Work required>
Which lines in the records below contain the word "草稿纸上无效"? Copy each of them.

Extracted data entries:
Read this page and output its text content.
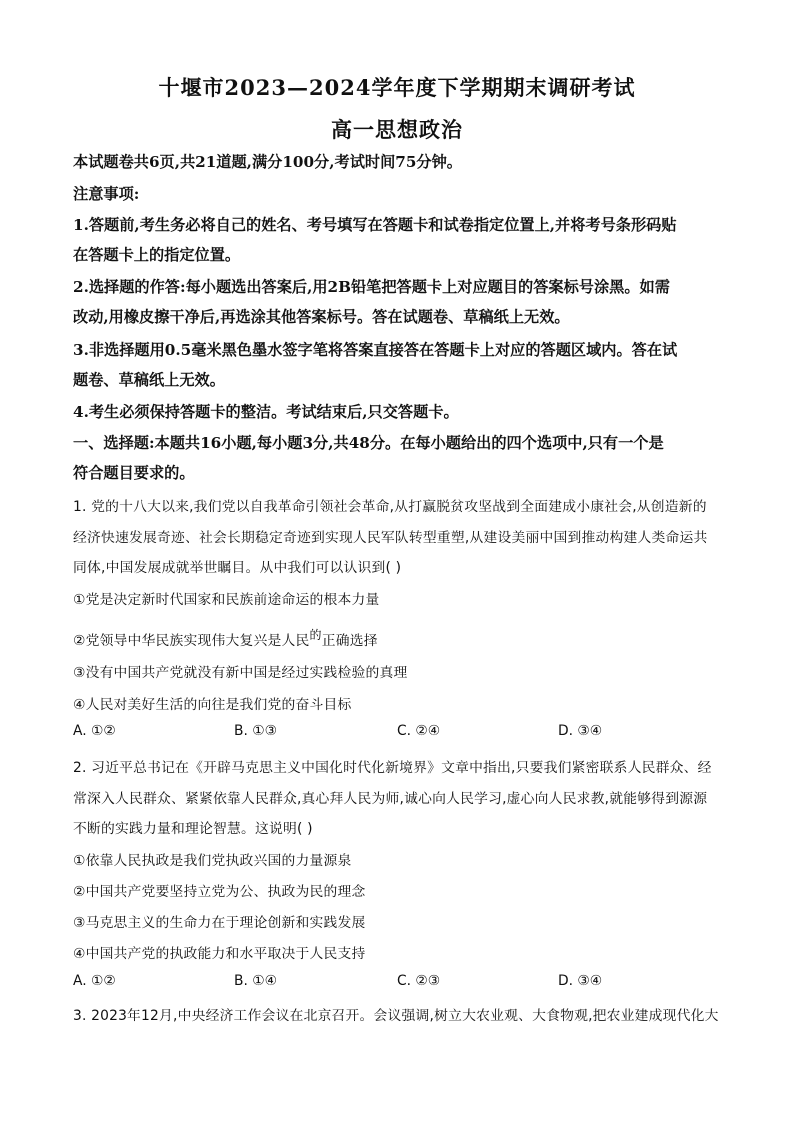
十堰市2023—2024学年度下学期期末调研考试
高一思想政治
本试题卷共6页,共21道题,满分100分,考试时间75分钟。
注意事项:
1.答题前,考生务必将自己的姓名、考号填写在答题卡和试卷指定位置上,并将考号条形码贴
在答题卡上的指定位置。
2.选择题的作答:每小题选出答案后,用2B铅笔把答题卡上对应题目的答案标号涂黑。如需
改动,用橡皮擦干净后,再选涂其他答案标号。答在试题卷、草稿纸上无效。
3.非选择题用0.5毫米黑色墨水签字笔将答案直接答在答题卡上对应的答题区域内。答在试
题卷、草稿纸上无效。
4.考生必须保持答题卡的整洁。考试结束后,只交答题卡。
一、选择题:本题共16小题,每小题3分,共48分。在每小题给出的四个选项中,只有一个是
符合题目要求的。
1. 党的十八大以来,我们党以自我革命引领社会革命,从打赢脱贫攻坚战到全面建成小康社会,从创造新的
经济快速发展奇迹、社会长期稳定奇迹到实现人民军队转型重塑,从建设美丽中国到推动构建人类命运共
同体,中国发展成就举世瞩目。从中我们可以认识到( )
①党是决定新时代国家和民族前途命运的根本力量
②党领导中华民族实现伟大复兴是人民$^的$正确选择
③没有中国共产党就没有新中国是经过实践检验的真理
④人民对美好生活的向往是我们党的奋斗目标
A. ①②	B. ①③	C. ②④	D. ③④
2. 习近平总书记在《开辟马克思主义中国化时代化新境界》文章中指出,只要我们紧密联系人民群众、经
常深入人民群众、紧紧依靠人民群众,真心拜人民为师,诚心向人民学习,虚心向人民求教,就能够得到源源
不断的实践力量和理论智慧。这说明( )
①依靠人民执政是我们党执政兴国的力量源泉
②中国共产党要坚持立党为公、执政为民的理念
③马克思主义的生命力在于理论创新和实践发展
④中国共产党的执政能力和水平取决于人民支持
A. ①②	B. ①④	C. ②③	D. ③④
3. 2023年12月,中央经济工作会议在北京召开。会议强调,树立大农业观、大食物观,把农业建成现代化大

Worked solution>
改动,用橡皮擦干净后,再选涂其他答案标号。答在试题卷、草稿纸上无效。
题卷、草稿纸上无效。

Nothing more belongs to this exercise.